Data to process start

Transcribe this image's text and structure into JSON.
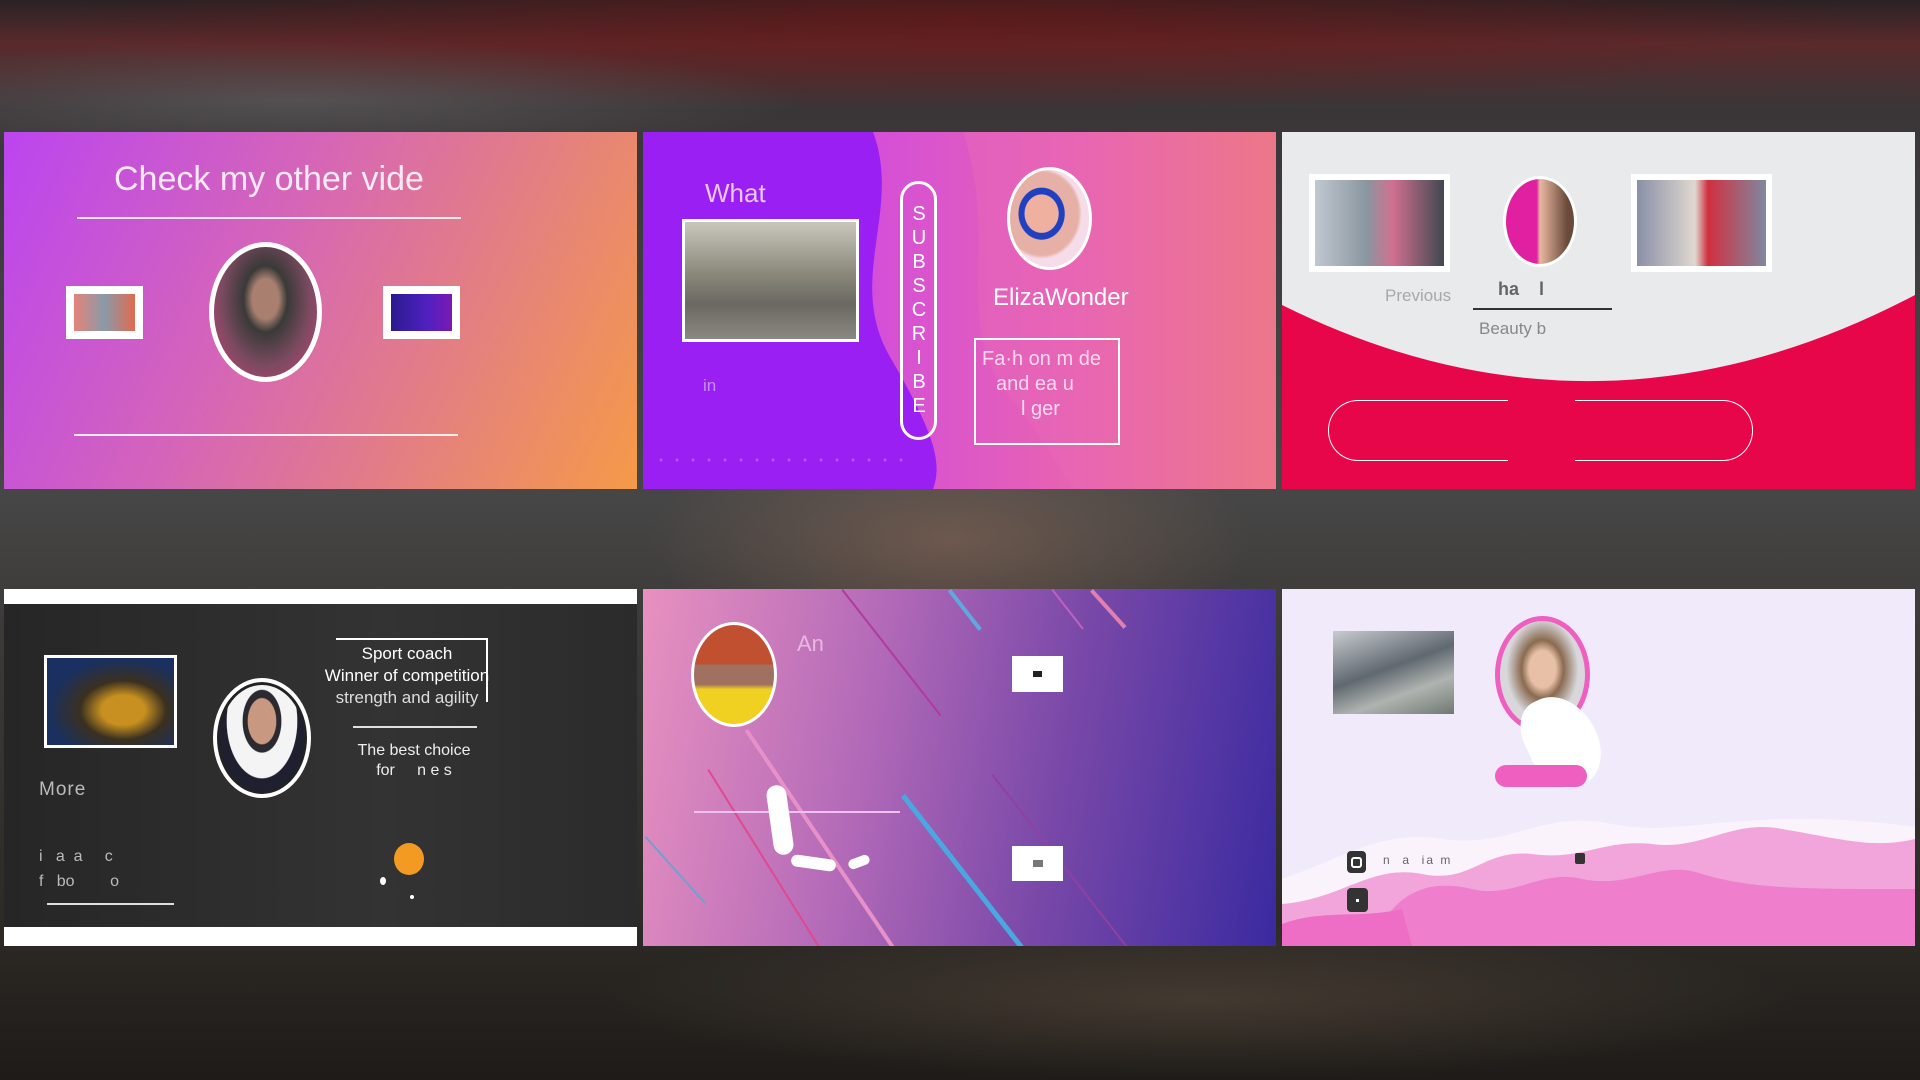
{
  "panel1": {
    "title": "Check my other vide"
  },
  "panel2": {
    "heading": "What",
    "bullet_text": "in",
    "subscribe": "SUBSCRIBE",
    "name": "ElizaWonder",
    "box_line1": "Fa·h on m de",
    "box_line2": "and  ea u",
    "box_line3": "l  ger"
  },
  "panel3": {
    "previous": "Previous",
    "channel_partial": "ha    l",
    "subtitle": "Beauty b",
    "accent": "#e8064a"
  },
  "panel4": {
    "more": "More",
    "info_line1": "Sport coach",
    "info_line2": "Winner of competition",
    "info_line3": "strength and agility",
    "tag_line1": "The best choice",
    "tag_line2": "for     n e s",
    "footer_line1": "i   a  a     c",
    "footer_line2": "f   bo        o",
    "accent": "#f39a22"
  },
  "panel5": {
    "heading": "An"
  },
  "panel6": {
    "social_text": "n  a  ia m",
    "social_icon1": "instagram-icon",
    "social_icon2": "social-icon",
    "accent": "#ee5fbf"
  }
}
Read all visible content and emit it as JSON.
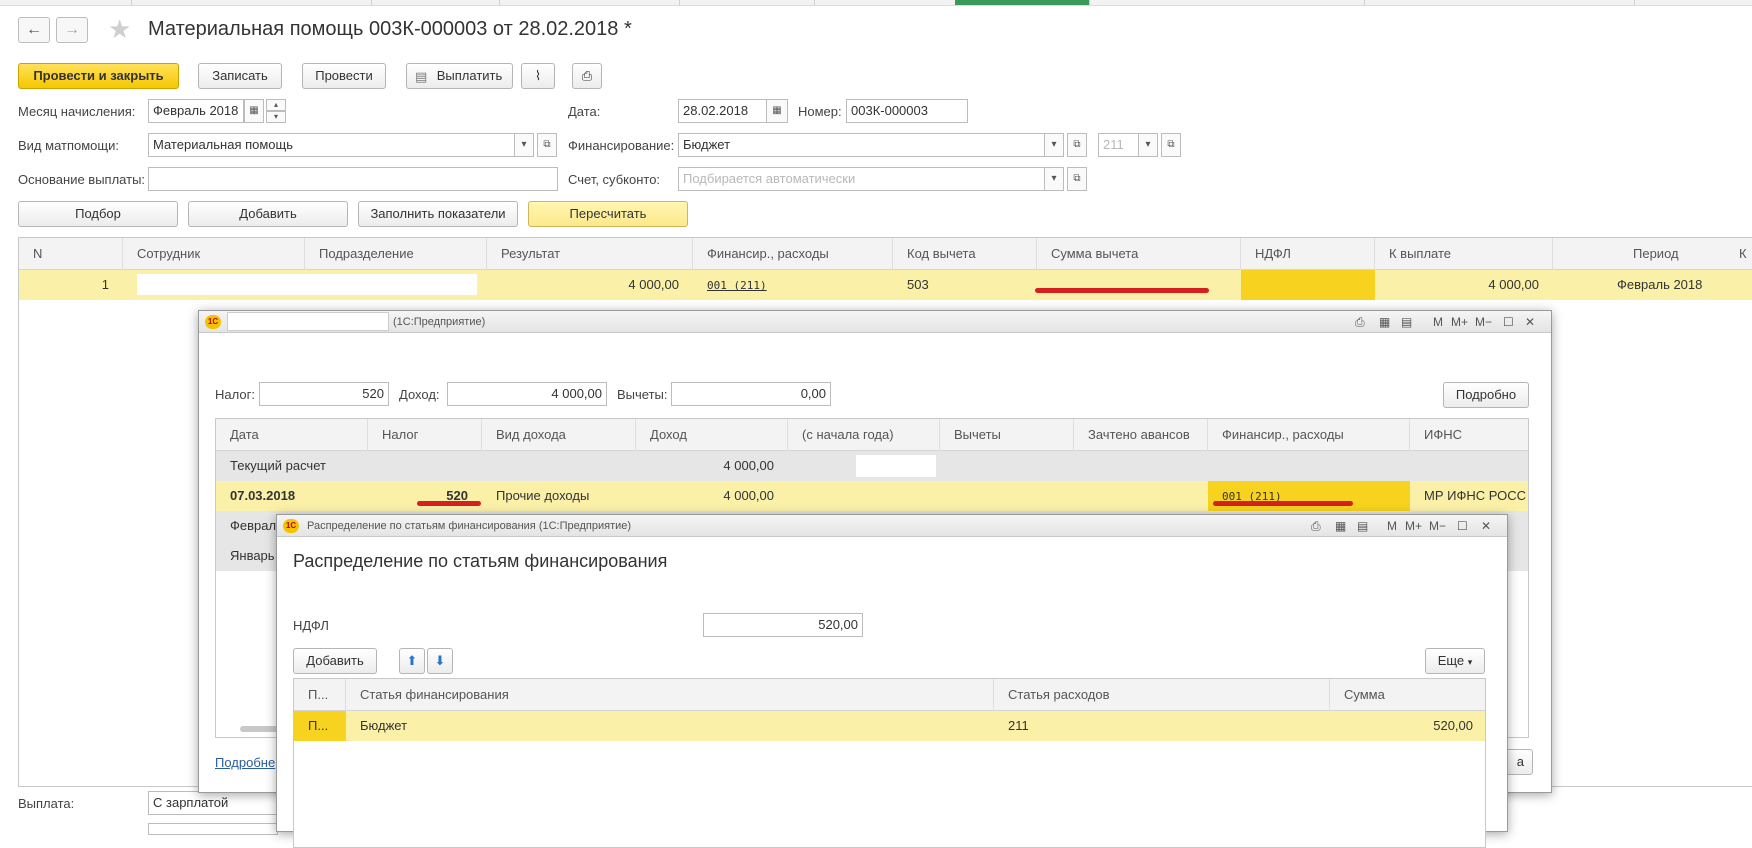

Data to process end

Do this: Exclude the pictures and transcribe all of the entries exactly.

Correct result:
Transcribe this image's text and structure into JSON.
{
  "panel1": {
    "title": "Check my other vide"
  },
  "panel2": {
    "heading": "What",
    "bullet_text": "in",
    "subscribe": "SUBSCRIBE",
    "name": "ElizaWonder",
    "box_line1": "Fa·h on m de",
    "box_line2": "and  ea u",
    "box_line3": "l  ger"
  },
  "panel3": {
    "previous": "Previous",
    "channel_partial": "ha    l",
    "subtitle": "Beauty b",
    "accent": "#e8064a"
  },
  "panel4": {
    "more": "More",
    "info_line1": "Sport coach",
    "info_line2": "Winner of competition",
    "info_line3": "strength and agility",
    "tag_line1": "The best choice",
    "tag_line2": "for     n e s",
    "footer_line1": "i   a  a     c",
    "footer_line2": "f   bo        o",
    "accent": "#f39a22"
  },
  "panel5": {
    "heading": "An"
  },
  "panel6": {
    "social_text": "n  a  ia m",
    "social_icon1": "instagram-icon",
    "social_icon2": "social-icon",
    "accent": "#ee5fbf"
  }
}
Read all visible content and emit it as JSON.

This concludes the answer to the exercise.